++++ Source material

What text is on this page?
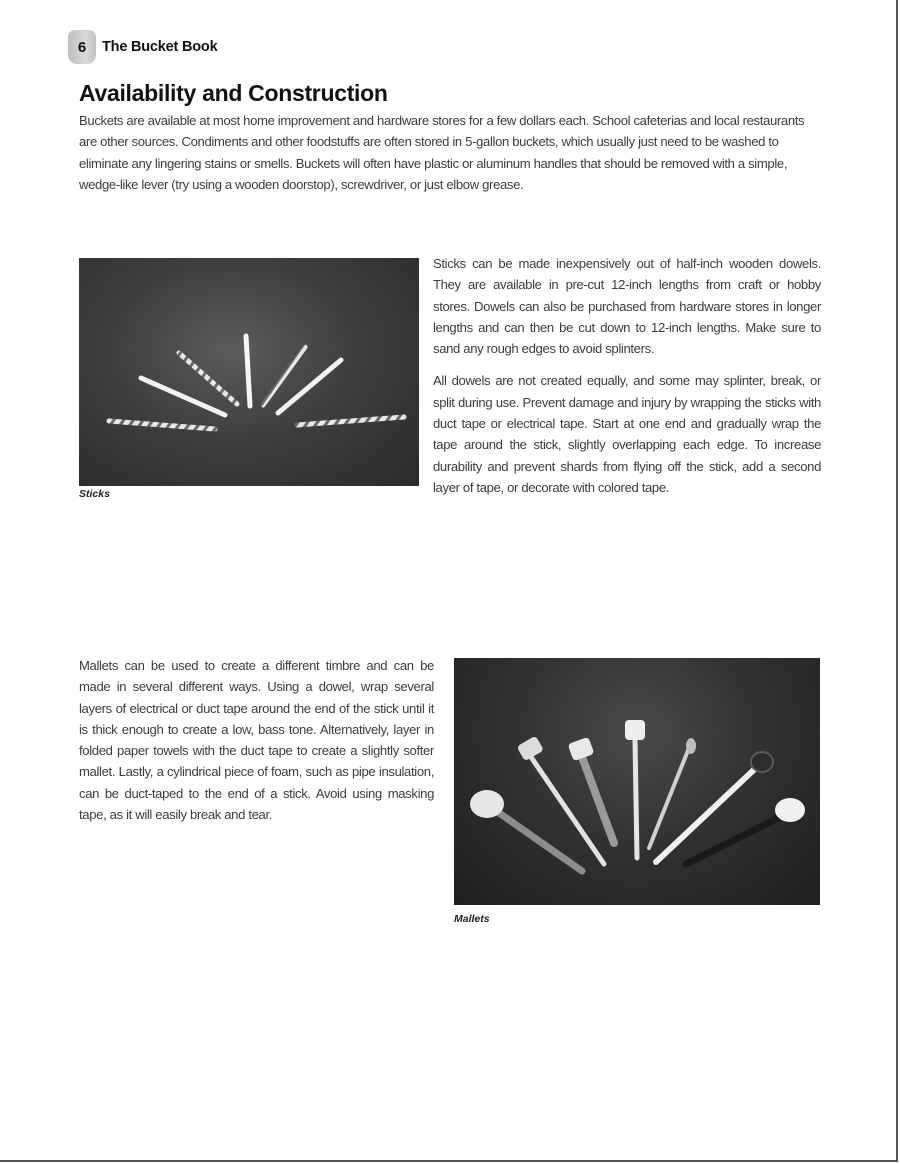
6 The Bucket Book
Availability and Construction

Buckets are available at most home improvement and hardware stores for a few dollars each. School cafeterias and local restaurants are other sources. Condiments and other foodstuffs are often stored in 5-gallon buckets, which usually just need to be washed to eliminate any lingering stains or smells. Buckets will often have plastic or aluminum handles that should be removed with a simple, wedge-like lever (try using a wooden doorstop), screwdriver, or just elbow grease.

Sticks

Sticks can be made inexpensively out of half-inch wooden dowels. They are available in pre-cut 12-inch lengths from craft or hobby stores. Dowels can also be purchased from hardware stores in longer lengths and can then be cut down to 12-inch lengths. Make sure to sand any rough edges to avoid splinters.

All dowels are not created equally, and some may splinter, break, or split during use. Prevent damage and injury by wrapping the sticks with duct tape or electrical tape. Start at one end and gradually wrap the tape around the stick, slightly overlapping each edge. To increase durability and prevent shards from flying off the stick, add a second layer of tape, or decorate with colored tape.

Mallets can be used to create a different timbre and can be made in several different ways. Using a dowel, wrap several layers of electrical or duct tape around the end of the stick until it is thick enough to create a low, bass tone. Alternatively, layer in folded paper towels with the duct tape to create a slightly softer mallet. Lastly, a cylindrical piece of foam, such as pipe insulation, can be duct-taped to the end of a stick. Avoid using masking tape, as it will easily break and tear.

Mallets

++++++++

**Challenge**
All of the records above must be copied exactly, except for the pictures.

**Response below**
What text is on this page?
6 The Bucket Book
Availability and Construction

Buckets are available at most home improvement and hardware stores for a few dollars each. School cafeterias and local restaurants are other sources. Condiments and other foodstuffs are often stored in 5-gallon buckets, which usually just need to be washed to eliminate any lingering stains or smells. Buckets will often have plastic or aluminum handles that should be removed with a simple, wedge-like lever (try using a wooden doorstop), screwdriver, or just elbow grease.

Sticks

Sticks can be made inexpensively out of half-inch wooden dowels. They are available in pre-cut 12-inch lengths from craft or hobby stores. Dowels can also be purchased from hardware stores in longer lengths and can then be cut down to 12-inch lengths. Make sure to sand any rough edges to avoid splinters.

All dowels are not created equally, and some may splinter, break, or split during use. Prevent damage and injury by wrapping the sticks with duct tape or electrical tape. Start at one end and gradually wrap the tape around the stick, slightly overlapping each edge. To increase durability and prevent shards from flying off the stick, add a second layer of tape, or decorate with colored tape.

Mallets can be used to create a different timbre and can be made in several different ways. Using a dowel, wrap several layers of electrical or duct tape around the end of the stick until it is thick enough to create a low, bass tone. Alternatively, layer in folded paper towels with the duct tape to create a slightly softer mallet. Lastly, a cylindrical piece of foam, such as pipe insulation, can be duct-taped to the end of a stick. Avoid using masking tape, as it will easily break and tear.

Mallets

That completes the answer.